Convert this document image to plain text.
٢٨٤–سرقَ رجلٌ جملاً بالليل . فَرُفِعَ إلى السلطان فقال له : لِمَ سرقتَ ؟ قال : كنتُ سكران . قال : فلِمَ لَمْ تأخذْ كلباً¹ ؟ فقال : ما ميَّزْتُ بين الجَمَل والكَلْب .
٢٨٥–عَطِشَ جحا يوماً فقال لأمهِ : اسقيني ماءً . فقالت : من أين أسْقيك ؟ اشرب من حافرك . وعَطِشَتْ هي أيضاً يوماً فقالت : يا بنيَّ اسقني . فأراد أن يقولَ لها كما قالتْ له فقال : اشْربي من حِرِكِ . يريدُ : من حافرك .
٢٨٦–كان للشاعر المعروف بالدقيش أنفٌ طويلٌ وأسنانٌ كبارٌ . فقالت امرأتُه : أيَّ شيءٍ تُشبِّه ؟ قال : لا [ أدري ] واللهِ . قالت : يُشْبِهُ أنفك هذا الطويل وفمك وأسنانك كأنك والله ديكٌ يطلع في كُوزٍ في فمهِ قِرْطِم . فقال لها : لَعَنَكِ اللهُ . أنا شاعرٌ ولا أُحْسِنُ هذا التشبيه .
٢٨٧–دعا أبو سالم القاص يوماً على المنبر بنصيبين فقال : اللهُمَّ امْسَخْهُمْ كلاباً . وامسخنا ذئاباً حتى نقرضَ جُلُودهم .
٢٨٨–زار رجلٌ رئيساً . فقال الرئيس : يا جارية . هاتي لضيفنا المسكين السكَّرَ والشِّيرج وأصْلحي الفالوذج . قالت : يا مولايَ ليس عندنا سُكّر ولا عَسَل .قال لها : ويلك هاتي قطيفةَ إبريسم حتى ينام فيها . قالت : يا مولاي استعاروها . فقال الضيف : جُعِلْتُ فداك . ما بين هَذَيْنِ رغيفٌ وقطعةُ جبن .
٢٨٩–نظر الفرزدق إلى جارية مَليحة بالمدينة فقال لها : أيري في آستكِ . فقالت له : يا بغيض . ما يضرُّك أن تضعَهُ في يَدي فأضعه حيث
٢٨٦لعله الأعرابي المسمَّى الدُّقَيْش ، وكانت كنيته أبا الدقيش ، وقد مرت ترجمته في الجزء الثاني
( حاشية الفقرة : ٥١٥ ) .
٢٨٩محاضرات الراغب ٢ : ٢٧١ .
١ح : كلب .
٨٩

_TASK REQUIREMENTS_
Without omitting anything, output the entries exactly.

_THE OUTPUT_
Convert this document image to plain text.
٢٨٤–سرقَ رجلٌ جملاً بالليل . فَرُفِعَ إلى السلطان فقال له : لِمَ سرقتَ ؟ قال : كنتُ سكران . قال : فلِمَ لَمْ تأخذْ كلباً¹ ؟ فقال : ما ميَّزْتُ بين الجَمَل والكَلْب .
٢٨٥–عَطِشَ جحا يوماً فقال لأمهِ : اسقيني ماءً . فقالت : من أين أسْقيك ؟ اشرب من حافرك . وعَطِشَتْ هي أيضاً يوماً فقالت : يا بنيَّ اسقني . فأراد أن يقولَ لها كما قالتْ له فقال : اشْربي من حِرِكِ . يريدُ : من حافرك .
٢٨٦–كان للشاعر المعروف بالدقيش أنفٌ طويلٌ وأسنانٌ كبارٌ . فقالت امرأتُه : أيَّ شيءٍ تُشبِّه ؟ قال : لا [ أدري ] واللهِ . قالت : يُشْبِهُ أنفك هذا الطويل وفمك وأسنانك كأنك والله ديكٌ يطلع في كُوزٍ في فمهِ قِرْطِم . فقال لها : لَعَنَكِ اللهُ . أنا شاعرٌ ولا أُحْسِنُ هذا التشبيه .
٢٨٧–دعا أبو سالم القاص يوماً على المنبر بنصيبين فقال : اللهُمَّ امْسَخْهُمْ كلاباً . وامسخنا ذئاباً حتى نقرضَ جُلُودهم .
٢٨٨–زار رجلٌ رئيساً . فقال الرئيس : يا جارية . هاتي لضيفنا المسكين السكَّرَ والشِّيرج وأصْلحي الفالوذج . قالت : يا مولايَ ليس عندنا سُكّر ولا عَسَل .قال لها : ويلك هاتي قطيفةَ إبريسم حتى ينام فيها . قالت : يا مولاي استعاروها . فقال الضيف : جُعِلْتُ فداك . ما بين هَذَيْنِ رغيفٌ وقطعةُ جبن .
٢٨٩–نظر الفرزدق إلى جارية مَليحة بالمدينة فقال لها : أيري في آستكِ . فقالت له : يا بغيض . ما يضرُّك أن تضعَهُ في يَدي فأضعه حيث
٢٨٦لعله الأعرابي المسمَّى الدُّقَيْش ، وكانت كنيته أبا الدقيش ، وقد مرت ترجمته في الجزء الثاني
( حاشية الفقرة : ٥١٥ ) .
٢٨٩محاضرات الراغب ٢ : ٢٧١ .
١ح : كلب .
٨٩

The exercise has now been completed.